**What you are asked to do**
Reproduce the listing exactly, with no pictures in your copy.
◆ ◆ ◆ ◆
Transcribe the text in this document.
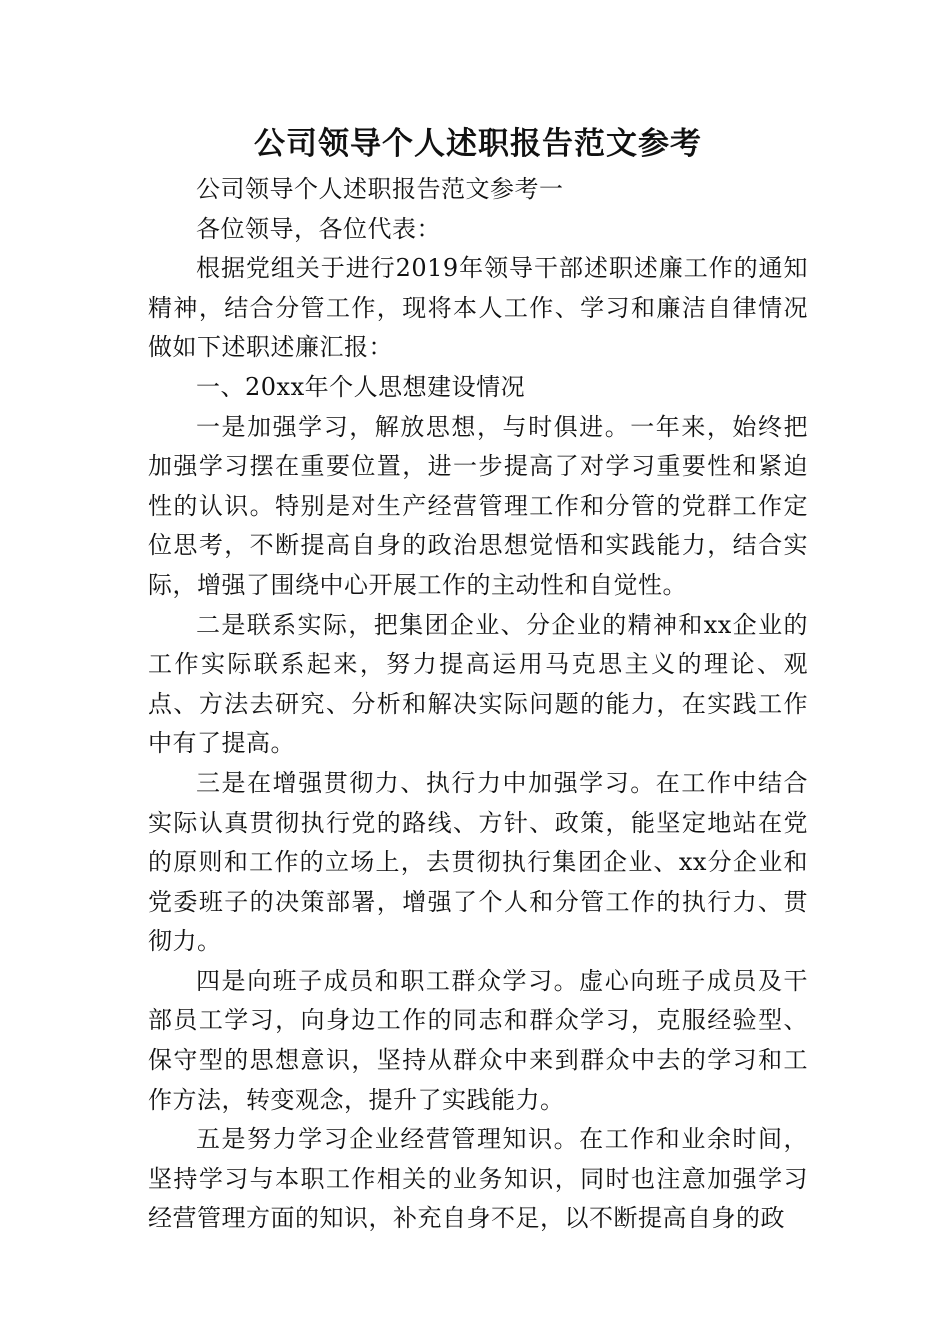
公司领导个人述职报告范文参考

公司领导个人述职报告范文参考一

各位领导，各位代表：

根据党组关于进行2019年领导干部述职述廉工作的通知精神，结合分管工作，现将本人工作、学习和廉洁自律情况做如下述职述廉汇报：

一、20xx年个人思想建设情况

一是加强学习，解放思想，与时俱进。一年来，始终把加强学习摆在重要位置，进一步提高了对学习重要性和紧迫性的认识。特别是对生产经营管理工作和分管的党群工作定位思考，不断提高自身的政治思想觉悟和实践能力，结合实际，增强了围绕中心开展工作的主动性和自觉性。

二是联系实际，把集团企业、分企业的精神和xx企业的工作实际联系起来，努力提高运用马克思主义的理论、观点、方法去研究、分析和解决实际问题的能力，在实践工作中有了提高。

三是在增强贯彻力、执行力中加强学习。在工作中结合实际认真贯彻执行党的路线、方针、政策，能坚定地站在党的原则和工作的立场上，去贯彻执行集团企业、xx分企业和党委班子的决策部署，增强了个人和分管工作的执行力、贯彻力。

四是向班子成员和职工群众学习。虚心向班子成员及干部员工学习，向身边工作的同志和群众学习，克服经验型、保守型的思想意识，坚持从群众中来到群众中去的学习和工作方法，转变观念，提升了实践能力。

五是努力学习企业经营管理知识。在工作和业余时间，坚持学习与本职工作相关的业务知识，同时也注意加强学习经营管理方面的知识，补充自身不足，以不断提高自身的政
◆ ◆ ◆ ◆
**Response for this exercise**
Transcribe the text in this document.
公司领导个人述职报告范文参考

公司领导个人述职报告范文参考一

各位领导，各位代表：

根据党组关于进行2019年领导干部述职述廉工作的通知精神，结合分管工作，现将本人工作、学习和廉洁自律情况做如下述职述廉汇报：

一、20xx年个人思想建设情况

一是加强学习，解放思想，与时俱进。一年来，始终把加强学习摆在重要位置，进一步提高了对学习重要性和紧迫性的认识。特别是对生产经营管理工作和分管的党群工作定位思考，不断提高自身的政治思想觉悟和实践能力，结合实际，增强了围绕中心开展工作的主动性和自觉性。

二是联系实际，把集团企业、分企业的精神和xx企业的工作实际联系起来，努力提高运用马克思主义的理论、观点、方法去研究、分析和解决实际问题的能力，在实践工作中有了提高。

三是在增强贯彻力、执行力中加强学习。在工作中结合实际认真贯彻执行党的路线、方针、政策，能坚定地站在党的原则和工作的立场上，去贯彻执行集团企业、xx分企业和党委班子的决策部署，增强了个人和分管工作的执行力、贯彻力。

四是向班子成员和职工群众学习。虚心向班子成员及干部员工学习，向身边工作的同志和群众学习，克服经验型、保守型的思想意识，坚持从群众中来到群众中去的学习和工作方法，转变观念，提升了实践能力。

五是努力学习企业经营管理知识。在工作和业余时间，坚持学习与本职工作相关的业务知识，同时也注意加强学习经营管理方面的知识，补充自身不足，以不断提高自身的政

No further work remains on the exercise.